Given entries:
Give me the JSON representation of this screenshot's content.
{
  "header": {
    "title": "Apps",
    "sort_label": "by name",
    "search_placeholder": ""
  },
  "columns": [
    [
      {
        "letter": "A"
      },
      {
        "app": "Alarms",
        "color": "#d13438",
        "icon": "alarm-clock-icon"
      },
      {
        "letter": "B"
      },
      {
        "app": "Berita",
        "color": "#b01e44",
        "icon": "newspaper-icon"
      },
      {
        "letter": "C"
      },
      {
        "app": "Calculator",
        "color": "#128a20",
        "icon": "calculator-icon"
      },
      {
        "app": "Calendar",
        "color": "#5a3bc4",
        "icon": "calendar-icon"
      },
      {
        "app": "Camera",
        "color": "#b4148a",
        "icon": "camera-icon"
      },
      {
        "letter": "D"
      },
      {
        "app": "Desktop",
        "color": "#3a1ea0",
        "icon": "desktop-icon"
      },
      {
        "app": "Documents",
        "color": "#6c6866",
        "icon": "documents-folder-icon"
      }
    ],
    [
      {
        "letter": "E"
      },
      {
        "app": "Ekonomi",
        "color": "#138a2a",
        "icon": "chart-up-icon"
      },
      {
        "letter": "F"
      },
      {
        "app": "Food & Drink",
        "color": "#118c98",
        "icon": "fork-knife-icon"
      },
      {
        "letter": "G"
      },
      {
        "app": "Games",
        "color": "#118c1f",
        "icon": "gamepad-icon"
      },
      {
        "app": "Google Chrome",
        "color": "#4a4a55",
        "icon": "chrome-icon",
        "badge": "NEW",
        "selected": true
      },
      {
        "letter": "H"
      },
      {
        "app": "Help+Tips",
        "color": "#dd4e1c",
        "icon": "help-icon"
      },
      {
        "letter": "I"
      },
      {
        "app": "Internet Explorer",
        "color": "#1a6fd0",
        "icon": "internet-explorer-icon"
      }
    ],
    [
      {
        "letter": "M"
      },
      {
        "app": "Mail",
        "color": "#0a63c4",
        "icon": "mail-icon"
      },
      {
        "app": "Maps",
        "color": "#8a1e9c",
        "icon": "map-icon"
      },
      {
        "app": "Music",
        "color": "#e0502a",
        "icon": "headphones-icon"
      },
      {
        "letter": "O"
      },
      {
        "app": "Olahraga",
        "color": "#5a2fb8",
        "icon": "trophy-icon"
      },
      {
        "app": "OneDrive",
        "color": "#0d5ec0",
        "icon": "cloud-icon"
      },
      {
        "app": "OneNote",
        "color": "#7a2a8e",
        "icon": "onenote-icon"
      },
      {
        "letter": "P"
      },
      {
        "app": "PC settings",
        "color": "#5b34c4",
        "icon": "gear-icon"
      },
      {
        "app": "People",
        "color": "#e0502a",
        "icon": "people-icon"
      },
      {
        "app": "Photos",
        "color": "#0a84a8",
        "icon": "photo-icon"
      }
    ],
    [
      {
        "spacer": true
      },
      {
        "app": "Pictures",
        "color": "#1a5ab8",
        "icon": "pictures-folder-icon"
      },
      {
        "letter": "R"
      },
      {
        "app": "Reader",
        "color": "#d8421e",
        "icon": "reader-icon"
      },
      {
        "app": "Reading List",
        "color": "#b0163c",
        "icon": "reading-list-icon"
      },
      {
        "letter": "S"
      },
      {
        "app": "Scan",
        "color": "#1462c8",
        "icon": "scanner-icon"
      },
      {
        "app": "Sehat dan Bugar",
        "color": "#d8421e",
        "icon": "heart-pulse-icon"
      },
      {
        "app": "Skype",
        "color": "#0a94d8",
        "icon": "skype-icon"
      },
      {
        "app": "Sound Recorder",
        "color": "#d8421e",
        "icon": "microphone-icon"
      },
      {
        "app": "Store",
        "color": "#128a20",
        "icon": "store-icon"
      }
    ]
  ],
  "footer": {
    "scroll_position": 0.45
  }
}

Task details: Copy all the lines, exactly.

Answer to this problem:
Give me the JSON representation of this screenshot's content.
{
  "header": {
    "title": "Apps",
    "sort_label": "by name",
    "search_placeholder": ""
  },
  "columns": [
    [
      {
        "letter": "A"
      },
      {
        "app": "Alarms",
        "color": "#d13438",
        "icon": "alarm-clock-icon"
      },
      {
        "letter": "B"
      },
      {
        "app": "Berita",
        "color": "#b01e44",
        "icon": "newspaper-icon"
      },
      {
        "letter": "C"
      },
      {
        "app": "Calculator",
        "color": "#128a20",
        "icon": "calculator-icon"
      },
      {
        "app": "Calendar",
        "color": "#5a3bc4",
        "icon": "calendar-icon"
      },
      {
        "app": "Camera",
        "color": "#b4148a",
        "icon": "camera-icon"
      },
      {
        "letter": "D"
      },
      {
        "app": "Desktop",
        "color": "#3a1ea0",
        "icon": "desktop-icon"
      },
      {
        "app": "Documents",
        "color": "#6c6866",
        "icon": "documents-folder-icon"
      }
    ],
    [
      {
        "letter": "E"
      },
      {
        "app": "Ekonomi",
        "color": "#138a2a",
        "icon": "chart-up-icon"
      },
      {
        "letter": "F"
      },
      {
        "app": "Food & Drink",
        "color": "#118c98",
        "icon": "fork-knife-icon"
      },
      {
        "letter": "G"
      },
      {
        "app": "Games",
        "color": "#118c1f",
        "icon": "gamepad-icon"
      },
      {
        "app": "Google Chrome",
        "color": "#4a4a55",
        "icon": "chrome-icon",
        "badge": "NEW",
        "selected": true
      },
      {
        "letter": "H"
      },
      {
        "app": "Help+Tips",
        "color": "#dd4e1c",
        "icon": "help-icon"
      },
      {
        "letter": "I"
      },
      {
        "app": "Internet Explorer",
        "color": "#1a6fd0",
        "icon": "internet-explorer-icon"
      }
    ],
    [
      {
        "letter": "M"
      },
      {
        "app": "Mail",
        "color": "#0a63c4",
        "icon": "mail-icon"
      },
      {
        "app": "Maps",
        "color": "#8a1e9c",
        "icon": "map-icon"
      },
      {
        "app": "Music",
        "color": "#e0502a",
        "icon": "headphones-icon"
      },
      {
        "letter": "O"
      },
      {
        "app": "Olahraga",
        "color": "#5a2fb8",
        "icon": "trophy-icon"
      },
      {
        "app": "OneDrive",
        "color": "#0d5ec0",
        "icon": "cloud-icon"
      },
      {
        "app": "OneNote",
        "color": "#7a2a8e",
        "icon": "onenote-icon"
      },
      {
        "letter": "P"
      },
      {
        "app": "PC settings",
        "color": "#5b34c4",
        "icon": "gear-icon"
      },
      {
        "app": "People",
        "color": "#e0502a",
        "icon": "people-icon"
      },
      {
        "app": "Photos",
        "color": "#0a84a8",
        "icon": "photo-icon"
      }
    ],
    [
      {
        "spacer": true
      },
      {
        "app": "Pictures",
        "color": "#1a5ab8",
        "icon": "pictures-folder-icon"
      },
      {
        "letter": "R"
      },
      {
        "app": "Reader",
        "color": "#d8421e",
        "icon": "reader-icon"
      },
      {
        "app": "Reading List",
        "color": "#b0163c",
        "icon": "reading-list-icon"
      },
      {
        "letter": "S"
      },
      {
        "app": "Scan",
        "color": "#1462c8",
        "icon": "scanner-icon"
      },
      {
        "app": "Sehat dan Bugar",
        "color": "#d8421e",
        "icon": "heart-pulse-icon"
      },
      {
        "app": "Skype",
        "color": "#0a94d8",
        "icon": "skype-icon"
      },
      {
        "app": "Sound Recorder",
        "color": "#d8421e",
        "icon": "microphone-icon"
      },
      {
        "app": "Store",
        "color": "#128a20",
        "icon": "store-icon"
      }
    ]
  ],
  "footer": {
    "scroll_position": 0.45
  }
}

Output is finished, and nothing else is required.